»»
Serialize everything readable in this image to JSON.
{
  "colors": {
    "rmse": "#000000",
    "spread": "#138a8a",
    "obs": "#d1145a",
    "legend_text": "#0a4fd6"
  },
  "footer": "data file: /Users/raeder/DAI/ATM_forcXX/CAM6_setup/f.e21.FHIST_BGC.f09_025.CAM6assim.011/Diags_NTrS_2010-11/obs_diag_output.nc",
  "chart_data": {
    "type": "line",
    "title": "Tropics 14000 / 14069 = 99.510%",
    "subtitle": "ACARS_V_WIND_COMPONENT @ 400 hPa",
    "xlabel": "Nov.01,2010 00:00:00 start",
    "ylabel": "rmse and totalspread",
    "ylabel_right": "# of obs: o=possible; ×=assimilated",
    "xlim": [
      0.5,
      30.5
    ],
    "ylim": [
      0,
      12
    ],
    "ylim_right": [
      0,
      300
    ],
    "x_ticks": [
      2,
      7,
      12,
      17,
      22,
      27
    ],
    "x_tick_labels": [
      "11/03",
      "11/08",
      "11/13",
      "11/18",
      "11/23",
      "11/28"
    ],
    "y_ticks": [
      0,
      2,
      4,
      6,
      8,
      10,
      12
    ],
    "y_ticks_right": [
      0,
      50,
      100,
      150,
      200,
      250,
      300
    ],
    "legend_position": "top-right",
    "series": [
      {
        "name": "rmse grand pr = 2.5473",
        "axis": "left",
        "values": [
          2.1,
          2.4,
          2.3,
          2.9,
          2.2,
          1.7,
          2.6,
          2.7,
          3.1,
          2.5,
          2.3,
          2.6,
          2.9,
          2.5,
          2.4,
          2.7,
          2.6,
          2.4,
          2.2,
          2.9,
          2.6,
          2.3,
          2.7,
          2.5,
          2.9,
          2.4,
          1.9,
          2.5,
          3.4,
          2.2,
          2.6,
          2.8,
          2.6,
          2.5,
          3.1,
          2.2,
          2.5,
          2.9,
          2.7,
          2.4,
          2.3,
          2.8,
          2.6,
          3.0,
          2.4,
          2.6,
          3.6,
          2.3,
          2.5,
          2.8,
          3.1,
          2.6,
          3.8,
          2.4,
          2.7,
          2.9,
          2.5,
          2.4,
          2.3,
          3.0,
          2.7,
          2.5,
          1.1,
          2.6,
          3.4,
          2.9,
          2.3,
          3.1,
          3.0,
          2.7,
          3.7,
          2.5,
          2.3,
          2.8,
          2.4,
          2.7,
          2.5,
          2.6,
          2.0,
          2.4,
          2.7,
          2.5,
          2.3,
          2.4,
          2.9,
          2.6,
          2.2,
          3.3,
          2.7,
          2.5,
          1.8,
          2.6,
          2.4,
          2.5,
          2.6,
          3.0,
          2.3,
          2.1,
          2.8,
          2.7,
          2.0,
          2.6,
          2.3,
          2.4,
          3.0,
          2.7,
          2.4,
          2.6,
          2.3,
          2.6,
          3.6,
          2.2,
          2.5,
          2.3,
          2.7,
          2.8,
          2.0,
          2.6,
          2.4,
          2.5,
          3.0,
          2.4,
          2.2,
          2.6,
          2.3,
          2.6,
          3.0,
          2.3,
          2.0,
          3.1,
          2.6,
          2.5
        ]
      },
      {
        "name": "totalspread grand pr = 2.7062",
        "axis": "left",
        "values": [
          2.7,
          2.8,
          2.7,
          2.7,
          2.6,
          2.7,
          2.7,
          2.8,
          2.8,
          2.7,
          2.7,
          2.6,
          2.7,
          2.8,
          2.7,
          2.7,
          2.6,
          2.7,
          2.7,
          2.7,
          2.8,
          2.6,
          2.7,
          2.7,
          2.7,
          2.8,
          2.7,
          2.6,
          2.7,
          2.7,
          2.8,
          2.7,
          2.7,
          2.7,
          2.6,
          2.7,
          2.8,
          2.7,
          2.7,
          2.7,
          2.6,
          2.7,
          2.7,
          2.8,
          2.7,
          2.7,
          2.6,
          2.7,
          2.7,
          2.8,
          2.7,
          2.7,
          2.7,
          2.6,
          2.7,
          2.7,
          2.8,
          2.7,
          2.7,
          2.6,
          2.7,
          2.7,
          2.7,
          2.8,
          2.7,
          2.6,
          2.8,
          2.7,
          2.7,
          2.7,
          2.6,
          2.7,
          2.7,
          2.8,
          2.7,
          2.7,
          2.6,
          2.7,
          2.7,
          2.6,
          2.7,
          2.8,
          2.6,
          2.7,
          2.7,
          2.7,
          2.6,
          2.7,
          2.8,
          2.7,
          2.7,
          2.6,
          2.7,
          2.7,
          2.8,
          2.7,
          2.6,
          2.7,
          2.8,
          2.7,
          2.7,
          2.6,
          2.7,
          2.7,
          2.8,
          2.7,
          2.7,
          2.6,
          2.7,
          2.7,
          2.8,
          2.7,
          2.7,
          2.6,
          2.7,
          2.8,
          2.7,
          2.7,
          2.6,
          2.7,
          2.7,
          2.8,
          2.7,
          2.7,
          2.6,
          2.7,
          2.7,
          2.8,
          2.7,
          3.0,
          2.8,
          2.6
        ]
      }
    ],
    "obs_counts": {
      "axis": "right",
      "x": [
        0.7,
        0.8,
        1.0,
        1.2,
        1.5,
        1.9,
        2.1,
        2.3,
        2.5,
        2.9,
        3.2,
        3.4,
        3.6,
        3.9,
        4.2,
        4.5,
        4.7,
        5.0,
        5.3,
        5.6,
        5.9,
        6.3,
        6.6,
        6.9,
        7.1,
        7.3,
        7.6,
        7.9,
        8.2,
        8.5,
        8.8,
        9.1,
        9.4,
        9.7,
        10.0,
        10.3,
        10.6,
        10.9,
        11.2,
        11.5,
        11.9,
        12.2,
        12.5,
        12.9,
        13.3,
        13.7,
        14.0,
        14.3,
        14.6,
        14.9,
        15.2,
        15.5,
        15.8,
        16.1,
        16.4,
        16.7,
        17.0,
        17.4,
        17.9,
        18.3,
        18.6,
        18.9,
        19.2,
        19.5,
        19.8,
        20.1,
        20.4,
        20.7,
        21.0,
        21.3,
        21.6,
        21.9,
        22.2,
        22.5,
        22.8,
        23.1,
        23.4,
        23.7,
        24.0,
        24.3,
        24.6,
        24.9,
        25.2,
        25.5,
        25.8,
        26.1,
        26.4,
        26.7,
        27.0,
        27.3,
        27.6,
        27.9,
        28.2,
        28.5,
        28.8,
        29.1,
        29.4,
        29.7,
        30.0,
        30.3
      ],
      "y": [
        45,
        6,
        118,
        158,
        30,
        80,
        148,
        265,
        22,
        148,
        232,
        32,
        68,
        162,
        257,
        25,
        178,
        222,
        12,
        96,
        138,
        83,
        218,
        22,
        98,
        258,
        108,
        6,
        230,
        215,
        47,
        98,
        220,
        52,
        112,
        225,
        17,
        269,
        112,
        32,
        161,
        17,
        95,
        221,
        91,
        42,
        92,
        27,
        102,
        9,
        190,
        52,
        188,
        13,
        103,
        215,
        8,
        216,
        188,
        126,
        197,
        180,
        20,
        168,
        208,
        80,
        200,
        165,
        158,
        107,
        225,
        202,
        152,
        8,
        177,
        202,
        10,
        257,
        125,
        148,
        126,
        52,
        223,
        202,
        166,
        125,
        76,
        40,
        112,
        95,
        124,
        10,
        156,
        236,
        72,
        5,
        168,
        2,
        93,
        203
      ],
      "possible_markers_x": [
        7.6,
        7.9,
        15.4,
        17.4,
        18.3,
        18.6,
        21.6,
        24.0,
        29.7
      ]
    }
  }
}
««
**Aim:**
Copy each line of the preceding data that contains the string "grand".

**The solution:**
        "name": "rmse grand pr = 2.5473",
        "name": "totalspread grand pr = 2.7062",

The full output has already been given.